» **EXERCISE BRIEF**
Only the number is wanted: count the lines that contain "社会主宰者".

» **SUPPLIED DATA**

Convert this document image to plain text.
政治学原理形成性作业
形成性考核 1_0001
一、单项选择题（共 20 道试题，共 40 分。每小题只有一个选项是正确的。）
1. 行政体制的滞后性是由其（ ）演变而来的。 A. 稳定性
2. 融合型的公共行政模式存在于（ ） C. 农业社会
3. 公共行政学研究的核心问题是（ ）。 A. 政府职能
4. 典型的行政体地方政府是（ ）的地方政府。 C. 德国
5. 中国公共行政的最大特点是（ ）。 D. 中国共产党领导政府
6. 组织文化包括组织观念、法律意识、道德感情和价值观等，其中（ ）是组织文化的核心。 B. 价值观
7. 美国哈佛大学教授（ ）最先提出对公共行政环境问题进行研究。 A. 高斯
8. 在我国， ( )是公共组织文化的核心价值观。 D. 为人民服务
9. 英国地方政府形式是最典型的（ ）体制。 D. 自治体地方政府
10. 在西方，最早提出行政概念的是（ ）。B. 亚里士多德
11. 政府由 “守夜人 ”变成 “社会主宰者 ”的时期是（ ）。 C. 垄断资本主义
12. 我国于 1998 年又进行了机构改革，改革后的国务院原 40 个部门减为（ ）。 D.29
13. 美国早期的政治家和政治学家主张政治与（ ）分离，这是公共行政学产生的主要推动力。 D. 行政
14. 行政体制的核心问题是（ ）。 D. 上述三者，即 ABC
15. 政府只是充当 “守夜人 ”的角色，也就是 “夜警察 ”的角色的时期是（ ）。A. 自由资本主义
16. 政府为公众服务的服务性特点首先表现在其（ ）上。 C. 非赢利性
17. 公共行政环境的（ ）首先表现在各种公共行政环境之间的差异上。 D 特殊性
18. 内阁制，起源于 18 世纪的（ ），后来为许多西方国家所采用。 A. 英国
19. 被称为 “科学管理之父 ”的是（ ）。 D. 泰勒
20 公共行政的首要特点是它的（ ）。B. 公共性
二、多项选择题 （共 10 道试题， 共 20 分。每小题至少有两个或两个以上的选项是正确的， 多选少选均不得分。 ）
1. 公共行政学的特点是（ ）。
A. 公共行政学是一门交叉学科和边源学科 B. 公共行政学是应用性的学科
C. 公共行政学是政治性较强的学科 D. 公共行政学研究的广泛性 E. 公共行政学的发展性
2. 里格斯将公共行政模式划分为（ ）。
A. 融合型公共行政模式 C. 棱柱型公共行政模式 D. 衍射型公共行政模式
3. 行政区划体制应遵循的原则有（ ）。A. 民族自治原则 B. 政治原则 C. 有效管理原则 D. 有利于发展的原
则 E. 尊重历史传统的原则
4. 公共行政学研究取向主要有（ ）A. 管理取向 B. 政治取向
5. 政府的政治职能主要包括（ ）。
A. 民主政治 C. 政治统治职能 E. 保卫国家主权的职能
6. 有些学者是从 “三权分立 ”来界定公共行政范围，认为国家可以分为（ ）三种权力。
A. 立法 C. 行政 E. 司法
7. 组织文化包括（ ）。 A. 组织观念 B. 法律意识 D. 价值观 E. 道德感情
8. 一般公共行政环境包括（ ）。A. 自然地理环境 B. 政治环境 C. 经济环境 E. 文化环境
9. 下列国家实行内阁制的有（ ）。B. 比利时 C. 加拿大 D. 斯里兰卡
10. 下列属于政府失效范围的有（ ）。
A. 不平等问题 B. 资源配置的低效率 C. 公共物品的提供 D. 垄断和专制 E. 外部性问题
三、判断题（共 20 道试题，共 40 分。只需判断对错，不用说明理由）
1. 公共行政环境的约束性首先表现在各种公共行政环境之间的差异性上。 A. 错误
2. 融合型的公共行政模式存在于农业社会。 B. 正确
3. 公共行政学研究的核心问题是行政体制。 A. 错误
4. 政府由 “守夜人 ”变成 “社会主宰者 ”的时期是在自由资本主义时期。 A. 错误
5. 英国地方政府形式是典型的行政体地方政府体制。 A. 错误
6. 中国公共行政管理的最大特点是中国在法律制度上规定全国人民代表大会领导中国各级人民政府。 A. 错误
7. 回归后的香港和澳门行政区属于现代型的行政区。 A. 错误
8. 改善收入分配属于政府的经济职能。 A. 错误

» **SOLUTION TO THIS EXERCISE**
2